§ Directions: Where a line holds the string "Beta", return that line.

-- start Records supplied --

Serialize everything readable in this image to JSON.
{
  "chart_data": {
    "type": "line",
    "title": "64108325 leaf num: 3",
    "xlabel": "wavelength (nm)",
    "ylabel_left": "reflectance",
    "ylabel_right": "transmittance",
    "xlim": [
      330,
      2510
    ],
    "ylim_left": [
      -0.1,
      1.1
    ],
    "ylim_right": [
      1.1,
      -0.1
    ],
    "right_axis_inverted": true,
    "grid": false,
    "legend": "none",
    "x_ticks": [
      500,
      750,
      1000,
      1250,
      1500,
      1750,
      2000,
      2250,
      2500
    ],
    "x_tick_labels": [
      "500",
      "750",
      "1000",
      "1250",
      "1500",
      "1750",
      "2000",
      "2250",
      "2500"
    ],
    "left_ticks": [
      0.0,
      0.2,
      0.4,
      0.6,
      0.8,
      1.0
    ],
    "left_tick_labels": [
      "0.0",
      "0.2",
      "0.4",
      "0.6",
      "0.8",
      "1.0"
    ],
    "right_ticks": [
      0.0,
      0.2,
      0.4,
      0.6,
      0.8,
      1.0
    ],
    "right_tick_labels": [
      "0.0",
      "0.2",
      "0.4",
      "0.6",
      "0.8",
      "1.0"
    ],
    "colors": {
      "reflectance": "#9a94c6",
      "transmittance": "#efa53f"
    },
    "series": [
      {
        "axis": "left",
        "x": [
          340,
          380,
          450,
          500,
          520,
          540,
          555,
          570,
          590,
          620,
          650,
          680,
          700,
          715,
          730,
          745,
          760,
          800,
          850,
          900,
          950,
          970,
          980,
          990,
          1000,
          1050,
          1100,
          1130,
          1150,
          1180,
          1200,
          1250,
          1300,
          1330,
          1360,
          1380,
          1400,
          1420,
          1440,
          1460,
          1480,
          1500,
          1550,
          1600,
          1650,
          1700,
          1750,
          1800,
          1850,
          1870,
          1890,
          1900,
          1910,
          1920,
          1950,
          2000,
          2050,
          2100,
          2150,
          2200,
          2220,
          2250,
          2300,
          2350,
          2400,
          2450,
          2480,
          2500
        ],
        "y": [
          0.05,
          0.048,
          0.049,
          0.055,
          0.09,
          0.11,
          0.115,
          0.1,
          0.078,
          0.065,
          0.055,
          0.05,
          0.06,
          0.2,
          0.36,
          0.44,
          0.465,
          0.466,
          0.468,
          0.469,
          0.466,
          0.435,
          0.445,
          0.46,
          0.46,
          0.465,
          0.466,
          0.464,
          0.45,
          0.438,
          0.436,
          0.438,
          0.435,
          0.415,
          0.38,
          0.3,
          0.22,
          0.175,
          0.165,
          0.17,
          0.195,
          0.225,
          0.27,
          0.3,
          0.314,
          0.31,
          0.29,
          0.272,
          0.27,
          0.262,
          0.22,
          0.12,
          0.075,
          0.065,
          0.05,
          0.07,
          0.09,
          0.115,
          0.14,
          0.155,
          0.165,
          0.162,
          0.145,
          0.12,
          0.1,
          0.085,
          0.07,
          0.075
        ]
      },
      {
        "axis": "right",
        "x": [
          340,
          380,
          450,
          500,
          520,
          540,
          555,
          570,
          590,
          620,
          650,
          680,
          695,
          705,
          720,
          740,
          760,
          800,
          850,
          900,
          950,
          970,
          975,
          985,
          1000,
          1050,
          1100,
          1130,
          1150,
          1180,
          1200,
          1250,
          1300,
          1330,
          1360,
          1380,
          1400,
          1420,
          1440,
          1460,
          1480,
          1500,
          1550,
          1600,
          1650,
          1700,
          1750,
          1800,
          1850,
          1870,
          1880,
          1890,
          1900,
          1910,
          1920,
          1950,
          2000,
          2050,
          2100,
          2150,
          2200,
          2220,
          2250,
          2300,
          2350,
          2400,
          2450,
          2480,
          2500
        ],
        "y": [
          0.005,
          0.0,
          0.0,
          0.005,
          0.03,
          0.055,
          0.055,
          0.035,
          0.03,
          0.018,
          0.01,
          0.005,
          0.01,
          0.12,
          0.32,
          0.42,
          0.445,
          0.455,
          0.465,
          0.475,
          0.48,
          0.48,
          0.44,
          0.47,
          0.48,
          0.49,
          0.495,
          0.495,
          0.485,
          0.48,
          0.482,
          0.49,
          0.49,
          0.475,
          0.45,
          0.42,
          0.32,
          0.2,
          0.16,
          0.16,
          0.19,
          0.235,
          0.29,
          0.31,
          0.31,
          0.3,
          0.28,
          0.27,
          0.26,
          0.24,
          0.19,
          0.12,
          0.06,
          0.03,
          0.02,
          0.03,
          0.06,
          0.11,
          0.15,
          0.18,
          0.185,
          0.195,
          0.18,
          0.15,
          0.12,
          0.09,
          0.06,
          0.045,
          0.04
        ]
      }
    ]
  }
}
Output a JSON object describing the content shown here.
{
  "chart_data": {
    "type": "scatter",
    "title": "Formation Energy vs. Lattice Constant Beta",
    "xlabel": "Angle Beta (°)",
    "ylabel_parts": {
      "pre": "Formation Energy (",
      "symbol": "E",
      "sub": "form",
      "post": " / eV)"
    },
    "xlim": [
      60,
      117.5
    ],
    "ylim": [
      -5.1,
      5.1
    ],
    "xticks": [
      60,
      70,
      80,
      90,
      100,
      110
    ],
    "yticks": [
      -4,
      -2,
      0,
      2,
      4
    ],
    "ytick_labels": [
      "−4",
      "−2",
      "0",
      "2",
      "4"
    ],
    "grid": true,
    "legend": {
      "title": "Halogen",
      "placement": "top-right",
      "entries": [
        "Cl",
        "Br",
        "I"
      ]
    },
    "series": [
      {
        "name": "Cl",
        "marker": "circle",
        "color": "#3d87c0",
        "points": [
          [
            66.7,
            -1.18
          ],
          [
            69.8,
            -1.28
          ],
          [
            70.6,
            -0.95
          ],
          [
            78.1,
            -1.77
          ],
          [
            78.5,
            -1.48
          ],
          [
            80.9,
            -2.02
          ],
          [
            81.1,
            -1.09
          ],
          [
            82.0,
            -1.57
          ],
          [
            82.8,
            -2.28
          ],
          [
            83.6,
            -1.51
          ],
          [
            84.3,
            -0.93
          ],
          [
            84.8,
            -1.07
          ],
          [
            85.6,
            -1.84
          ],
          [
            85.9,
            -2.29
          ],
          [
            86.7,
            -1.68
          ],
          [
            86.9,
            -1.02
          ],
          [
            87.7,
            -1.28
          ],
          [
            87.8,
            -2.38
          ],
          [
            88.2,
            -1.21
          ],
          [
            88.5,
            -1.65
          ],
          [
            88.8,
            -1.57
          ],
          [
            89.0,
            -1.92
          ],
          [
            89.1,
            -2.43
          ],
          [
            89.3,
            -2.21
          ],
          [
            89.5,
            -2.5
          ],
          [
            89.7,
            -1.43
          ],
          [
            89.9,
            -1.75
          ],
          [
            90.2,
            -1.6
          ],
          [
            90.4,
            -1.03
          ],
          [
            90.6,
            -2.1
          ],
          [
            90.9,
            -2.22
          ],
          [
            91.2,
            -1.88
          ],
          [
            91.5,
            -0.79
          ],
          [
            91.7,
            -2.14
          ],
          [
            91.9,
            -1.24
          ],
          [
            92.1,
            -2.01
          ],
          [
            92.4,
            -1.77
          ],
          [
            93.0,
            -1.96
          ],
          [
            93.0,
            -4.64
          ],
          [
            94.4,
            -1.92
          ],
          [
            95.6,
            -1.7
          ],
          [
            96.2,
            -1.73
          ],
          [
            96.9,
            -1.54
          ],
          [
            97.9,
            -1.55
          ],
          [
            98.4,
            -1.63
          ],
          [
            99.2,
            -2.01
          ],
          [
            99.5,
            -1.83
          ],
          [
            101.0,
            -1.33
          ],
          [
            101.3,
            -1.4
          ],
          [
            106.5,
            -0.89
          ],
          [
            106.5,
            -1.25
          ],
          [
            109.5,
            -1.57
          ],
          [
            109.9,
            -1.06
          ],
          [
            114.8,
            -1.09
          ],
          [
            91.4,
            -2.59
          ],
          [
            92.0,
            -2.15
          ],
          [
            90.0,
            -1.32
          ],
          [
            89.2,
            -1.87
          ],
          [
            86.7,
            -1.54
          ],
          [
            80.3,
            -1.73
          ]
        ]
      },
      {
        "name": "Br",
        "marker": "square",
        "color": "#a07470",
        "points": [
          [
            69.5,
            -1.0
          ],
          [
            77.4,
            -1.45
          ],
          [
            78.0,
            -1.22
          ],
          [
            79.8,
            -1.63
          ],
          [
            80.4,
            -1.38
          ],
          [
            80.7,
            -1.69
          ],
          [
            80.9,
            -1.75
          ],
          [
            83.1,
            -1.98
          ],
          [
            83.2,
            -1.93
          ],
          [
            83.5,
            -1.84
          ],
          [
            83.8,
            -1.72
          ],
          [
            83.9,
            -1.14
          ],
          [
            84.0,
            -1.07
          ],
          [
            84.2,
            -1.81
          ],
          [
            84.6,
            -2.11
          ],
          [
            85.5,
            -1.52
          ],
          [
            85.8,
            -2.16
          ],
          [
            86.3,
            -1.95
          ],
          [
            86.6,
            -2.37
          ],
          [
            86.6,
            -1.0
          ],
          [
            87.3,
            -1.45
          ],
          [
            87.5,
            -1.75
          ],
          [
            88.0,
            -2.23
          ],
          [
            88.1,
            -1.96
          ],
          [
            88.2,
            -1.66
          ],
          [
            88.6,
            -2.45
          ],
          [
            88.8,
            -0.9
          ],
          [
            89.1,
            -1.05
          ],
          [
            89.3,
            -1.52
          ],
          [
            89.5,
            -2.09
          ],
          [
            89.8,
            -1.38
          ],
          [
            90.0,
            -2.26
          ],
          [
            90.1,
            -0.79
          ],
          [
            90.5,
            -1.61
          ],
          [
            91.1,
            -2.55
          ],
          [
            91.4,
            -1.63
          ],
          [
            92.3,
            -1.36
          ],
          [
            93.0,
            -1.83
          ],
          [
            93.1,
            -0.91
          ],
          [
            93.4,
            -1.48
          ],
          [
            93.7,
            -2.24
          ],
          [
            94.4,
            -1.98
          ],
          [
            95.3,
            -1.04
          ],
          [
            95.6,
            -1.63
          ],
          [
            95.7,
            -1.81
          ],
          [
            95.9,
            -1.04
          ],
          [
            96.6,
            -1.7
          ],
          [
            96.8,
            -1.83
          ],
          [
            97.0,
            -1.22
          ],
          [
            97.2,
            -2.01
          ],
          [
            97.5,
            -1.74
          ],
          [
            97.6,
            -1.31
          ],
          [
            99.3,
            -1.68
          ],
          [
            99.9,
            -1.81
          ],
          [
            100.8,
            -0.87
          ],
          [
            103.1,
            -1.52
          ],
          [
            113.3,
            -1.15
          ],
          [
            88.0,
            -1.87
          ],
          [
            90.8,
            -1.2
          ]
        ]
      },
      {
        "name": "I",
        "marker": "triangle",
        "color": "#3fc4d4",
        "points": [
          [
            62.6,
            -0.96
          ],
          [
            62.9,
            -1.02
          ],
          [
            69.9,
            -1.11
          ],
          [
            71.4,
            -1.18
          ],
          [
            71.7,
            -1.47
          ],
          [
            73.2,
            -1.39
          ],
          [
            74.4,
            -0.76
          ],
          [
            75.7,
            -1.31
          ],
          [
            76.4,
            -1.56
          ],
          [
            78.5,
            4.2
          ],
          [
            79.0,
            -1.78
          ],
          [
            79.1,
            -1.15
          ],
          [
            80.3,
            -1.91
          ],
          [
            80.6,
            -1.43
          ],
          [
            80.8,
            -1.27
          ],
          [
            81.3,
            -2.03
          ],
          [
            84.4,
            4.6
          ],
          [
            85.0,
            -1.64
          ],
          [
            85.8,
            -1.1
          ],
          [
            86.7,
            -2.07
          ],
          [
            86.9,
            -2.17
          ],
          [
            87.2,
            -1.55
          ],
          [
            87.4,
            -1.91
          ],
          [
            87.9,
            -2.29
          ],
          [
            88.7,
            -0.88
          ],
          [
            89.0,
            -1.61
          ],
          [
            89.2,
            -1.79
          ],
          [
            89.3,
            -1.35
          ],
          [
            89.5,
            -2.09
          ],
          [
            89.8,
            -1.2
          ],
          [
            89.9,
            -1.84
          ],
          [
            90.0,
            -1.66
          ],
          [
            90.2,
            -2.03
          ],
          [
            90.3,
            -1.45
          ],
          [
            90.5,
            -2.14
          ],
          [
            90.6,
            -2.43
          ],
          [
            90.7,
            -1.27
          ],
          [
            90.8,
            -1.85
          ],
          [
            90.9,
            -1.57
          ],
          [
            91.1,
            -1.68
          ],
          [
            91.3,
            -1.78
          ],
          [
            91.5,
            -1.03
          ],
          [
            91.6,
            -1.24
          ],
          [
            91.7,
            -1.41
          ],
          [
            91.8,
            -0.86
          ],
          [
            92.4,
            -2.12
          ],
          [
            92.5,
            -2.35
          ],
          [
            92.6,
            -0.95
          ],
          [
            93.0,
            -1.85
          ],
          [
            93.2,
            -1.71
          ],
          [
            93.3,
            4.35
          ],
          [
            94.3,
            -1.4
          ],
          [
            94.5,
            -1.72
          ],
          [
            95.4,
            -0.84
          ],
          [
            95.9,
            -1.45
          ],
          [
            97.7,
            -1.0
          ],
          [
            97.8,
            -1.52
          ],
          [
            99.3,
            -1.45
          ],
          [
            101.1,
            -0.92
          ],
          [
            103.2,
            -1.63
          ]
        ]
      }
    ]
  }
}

-- end Records supplied --

§ Problem solution:
    "title": "Formation Energy vs. Lattice Constant Beta",
    "xlabel": "Angle Beta (°)",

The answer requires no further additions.